■ SUPPLIED DATA ■
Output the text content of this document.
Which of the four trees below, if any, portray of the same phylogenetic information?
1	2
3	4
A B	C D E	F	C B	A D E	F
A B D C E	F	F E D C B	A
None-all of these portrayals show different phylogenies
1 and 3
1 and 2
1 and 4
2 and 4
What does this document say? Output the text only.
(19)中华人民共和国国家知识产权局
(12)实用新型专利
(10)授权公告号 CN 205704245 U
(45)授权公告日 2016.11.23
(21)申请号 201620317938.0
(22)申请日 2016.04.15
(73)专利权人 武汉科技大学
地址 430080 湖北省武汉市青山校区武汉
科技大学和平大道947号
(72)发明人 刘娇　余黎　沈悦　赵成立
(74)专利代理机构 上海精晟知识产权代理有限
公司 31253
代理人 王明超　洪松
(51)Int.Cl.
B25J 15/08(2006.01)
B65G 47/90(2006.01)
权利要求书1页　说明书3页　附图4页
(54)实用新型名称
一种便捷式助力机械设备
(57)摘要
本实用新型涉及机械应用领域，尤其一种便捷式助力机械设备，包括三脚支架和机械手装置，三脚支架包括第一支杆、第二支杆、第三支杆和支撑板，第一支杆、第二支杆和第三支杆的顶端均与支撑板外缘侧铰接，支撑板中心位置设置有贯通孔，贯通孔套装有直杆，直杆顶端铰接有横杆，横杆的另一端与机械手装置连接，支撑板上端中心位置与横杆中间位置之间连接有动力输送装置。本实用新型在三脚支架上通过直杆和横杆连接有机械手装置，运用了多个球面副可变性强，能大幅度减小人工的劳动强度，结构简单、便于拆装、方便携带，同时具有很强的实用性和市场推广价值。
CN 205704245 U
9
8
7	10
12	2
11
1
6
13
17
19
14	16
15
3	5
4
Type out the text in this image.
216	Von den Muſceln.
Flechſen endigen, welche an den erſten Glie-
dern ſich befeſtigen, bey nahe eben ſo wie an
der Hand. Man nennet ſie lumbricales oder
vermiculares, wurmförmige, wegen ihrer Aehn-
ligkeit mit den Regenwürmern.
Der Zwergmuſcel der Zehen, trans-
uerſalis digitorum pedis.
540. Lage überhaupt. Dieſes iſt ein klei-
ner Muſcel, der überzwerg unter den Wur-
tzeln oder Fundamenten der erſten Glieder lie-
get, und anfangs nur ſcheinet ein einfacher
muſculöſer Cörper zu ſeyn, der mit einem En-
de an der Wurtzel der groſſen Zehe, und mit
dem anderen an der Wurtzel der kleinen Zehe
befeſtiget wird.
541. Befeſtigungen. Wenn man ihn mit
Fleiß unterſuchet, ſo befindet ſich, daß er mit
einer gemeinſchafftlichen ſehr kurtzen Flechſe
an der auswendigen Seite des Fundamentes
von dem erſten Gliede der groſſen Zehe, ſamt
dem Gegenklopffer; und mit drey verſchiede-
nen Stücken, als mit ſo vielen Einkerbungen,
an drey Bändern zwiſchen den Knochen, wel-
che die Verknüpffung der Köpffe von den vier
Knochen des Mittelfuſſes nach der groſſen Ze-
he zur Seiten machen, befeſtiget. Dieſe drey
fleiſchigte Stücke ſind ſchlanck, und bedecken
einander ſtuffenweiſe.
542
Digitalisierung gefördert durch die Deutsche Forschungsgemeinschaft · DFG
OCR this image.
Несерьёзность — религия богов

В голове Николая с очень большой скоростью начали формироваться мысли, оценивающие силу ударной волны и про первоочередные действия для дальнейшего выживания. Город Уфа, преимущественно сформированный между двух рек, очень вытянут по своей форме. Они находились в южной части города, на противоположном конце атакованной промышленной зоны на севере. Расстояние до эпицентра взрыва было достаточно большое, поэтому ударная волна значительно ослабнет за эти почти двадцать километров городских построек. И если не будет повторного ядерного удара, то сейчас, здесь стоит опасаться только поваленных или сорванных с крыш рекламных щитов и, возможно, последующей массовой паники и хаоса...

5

■ WHAT TO WORK ON ■
Search the entries for the word "Knochen", then list each line that holds it.

■ WRITTEN SOLUTION ■
an drey Bändern zwiſchen den Knochen, wel-
Knochen des Mittelfuſſes nach der groſſen Ze-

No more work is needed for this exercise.